-- Source records start --
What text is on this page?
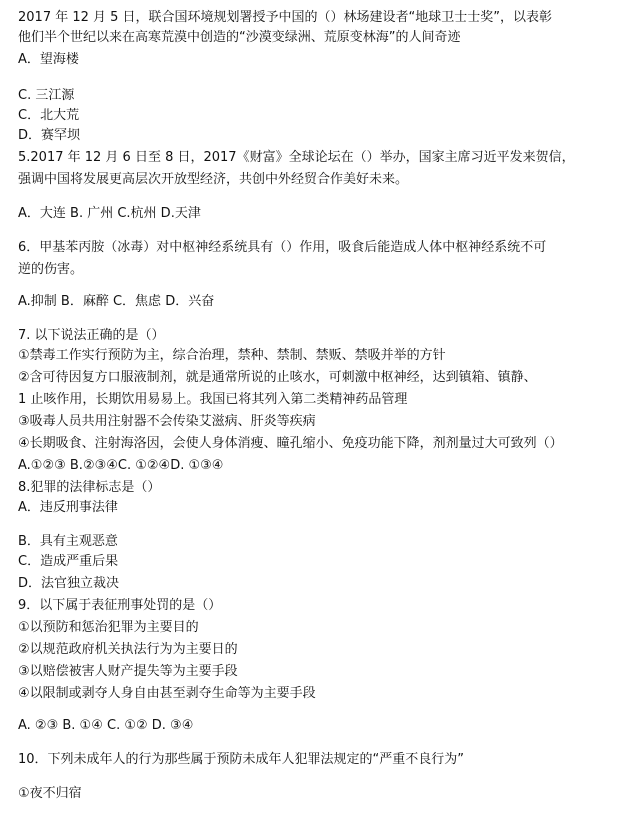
2017 年 12 月 5 日，联合国环境规划署授予中国的（）林场建设者“地球卫士士奖”，以表彰
他们半个世纪以来在高寒荒漠中创造的“沙漠变绿洲、荒原变林海”的人间奇迹
A．望海楼
C. 三江源
C．北大荒
D．赛罕坝
5.2017 年 12 月 6 日至 8 日，2017《财富》全球论坛在（）举办，国家主席习近平发来贺信，
强调中国将发展更高层次开放型经济，共创中外经贸合作美好未来。
A．大连 B. 广州 C.杭州 D.天津
6．甲基苯丙胺（冰毒）对中枢神经系统具有（）作用，吸食后能造成人体中枢神经系统不可
逆的伤害。
A.抑制 B．麻醉 C．焦虑 D．兴奋
7. 以下说法正确的是（）
①禁毒工作实行预防为主，综合治理，禁种、禁制、禁贩、禁吸并举的方针
②含可待因复方口服液制剂，就是通常所说的止咳水，可刺激中枢神经，达到镇箱、镇静、
1 止咳作用，长期饮用易易上。我国已将其列入第二类精神药品管理
③吸毒人员共用注射器不会传染艾滋病、肝炎等疾病
④长期吸食、注射海洛因，会使人身体消瘦、瞳孔缩小、免疫功能下降，剂剂量过大可致列（）
A.①②③ B.②③④C. ①②④D. ①③④
8.犯罪的法律标志是（）
A．违反刑事法律
B．具有主观恶意
C．造成严重后果
D．法官独立裁决
9．以下属于表征刑事处罚的是（）
①以预防和惩治犯罪为主要目的
②以规范政府机关执法行为为主要日的
③以赔偿被害人财产提失等为主要手段
④以限制或剥夺人身自由甚至剥夺生命等为主要手段
A. ②③ B. ①④ C. ①② D. ③④
10．下列未成年人的行为那些属于预防未成年人犯罪法规定的“严重不良行为”
①夜不归宿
-- Source records end --
# Given task
Return the entries unchanged, save for the pictures, which do not belong in the copy.

# Solution
What text is on this page?
2017 年 12 月 5 日，联合国环境规划署授予中国的（）林场建设者“地球卫士士奖”，以表彰
他们半个世纪以来在高寒荒漠中创造的“沙漠变绿洲、荒原变林海”的人间奇迹
A．望海楼
C. 三江源
C．北大荒
D．赛罕坝
5.2017 年 12 月 6 日至 8 日，2017《财富》全球论坛在（）举办，国家主席习近平发来贺信，
强调中国将发展更高层次开放型经济，共创中外经贸合作美好未来。
A．大连 B. 广州 C.杭州 D.天津
6．甲基苯丙胺（冰毒）对中枢神经系统具有（）作用，吸食后能造成人体中枢神经系统不可
逆的伤害。
A.抑制 B．麻醉 C．焦虑 D．兴奋
7. 以下说法正确的是（）
①禁毒工作实行预防为主，综合治理，禁种、禁制、禁贩、禁吸并举的方针
②含可待因复方口服液制剂，就是通常所说的止咳水，可刺激中枢神经，达到镇箱、镇静、
1 止咳作用，长期饮用易易上。我国已将其列入第二类精神药品管理
③吸毒人员共用注射器不会传染艾滋病、肝炎等疾病
④长期吸食、注射海洛因，会使人身体消瘦、瞳孔缩小、免疫功能下降，剂剂量过大可致列（）
A.①②③ B.②③④C. ①②④D. ①③④
8.犯罪的法律标志是（）
A．违反刑事法律
B．具有主观恶意
C．造成严重后果
D．法官独立裁决
9．以下属于表征刑事处罚的是（）
①以预防和惩治犯罪为主要目的
②以规范政府机关执法行为为主要日的
③以赔偿被害人财产提失等为主要手段
④以限制或剥夺人身自由甚至剥夺生命等为主要手段
A. ②③ B. ①④ C. ①② D. ③④
10．下列未成年人的行为那些属于预防未成年人犯罪法规定的“严重不良行为”
①夜不归宿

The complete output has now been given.